> **CHALLENGE**: Copy out each line featuring the string "Basic" from the entries beneath.

================

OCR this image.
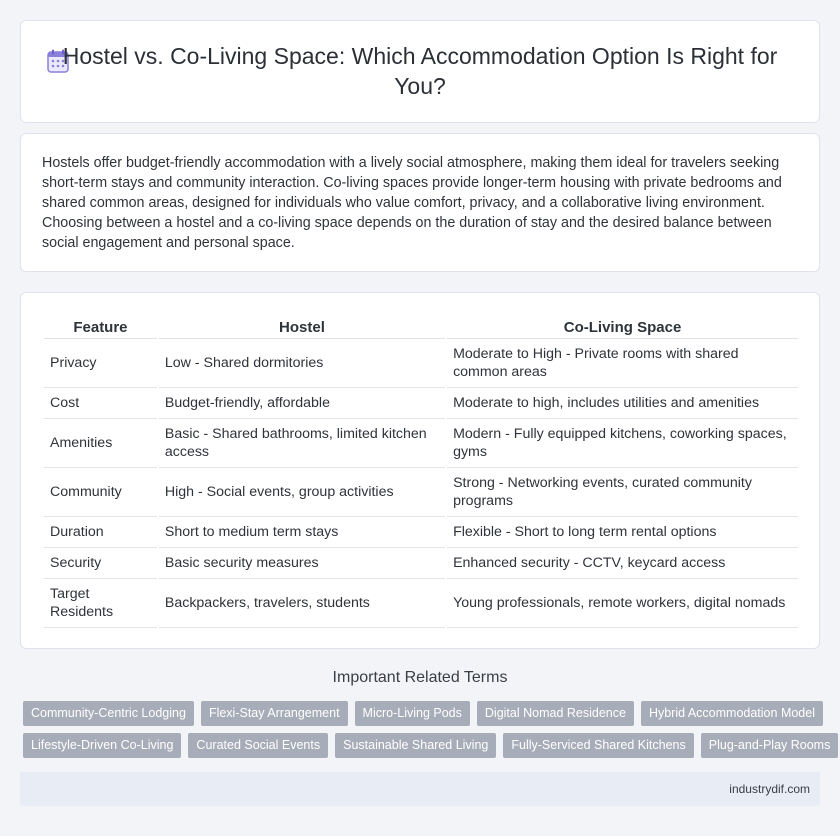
Hostel vs. Co-Living Space: Which Accommodation Option Is Right for You?

Hostels offer budget-friendly accommodation with a lively social atmosphere, making them ideal for travelers seeking short-term stays and community interaction. Co-living spaces provide longer-term housing with private bedrooms and shared common areas, designed for individuals who value comfort, privacy, and a collaborative living environment. Choosing between a hostel and a co-living space depends on the duration of stay and the desired balance between social engagement and personal space.

Feature	Hostel	Co-Living Space
Privacy	Low - Shared dormitories	Moderate to High - Private rooms with shared common areas
Cost	Budget-friendly, affordable	Moderate to high, includes utilities and amenities
Amenities	Basic - Shared bathrooms, limited kitchen access	Modern - Fully equipped kitchens, coworking spaces, gyms
Community	High - Social events, group activities	Strong - Networking events, curated community programs
Duration	Short to medium term stays	Flexible - Short to long term rental options
Security	Basic security measures	Enhanced security - CCTV, keycard access
Target Residents	Backpackers, travelers, students	Young professionals, remote workers, digital nomads
Important Related Terms
Community-Centric Lodging	Flexi-Stay Arrangement	Micro-Living Pods	Digital Nomad Residence	Hybrid Accommodation Model
Lifestyle-Driven Co-Living	Curated Social Events	Sustainable Shared Living	Fully-Serviced Shared Kitchens	Plug-and-Play Rooms
industrydif.com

================

> **EXERCISE SOLUTION**:
Amenities	Basic - Shared bathrooms, limited kitchen access	Modern - Fully equipped kitchens, coworking spaces, gyms
Security	Basic security measures	Enhanced security - CCTV, keycard access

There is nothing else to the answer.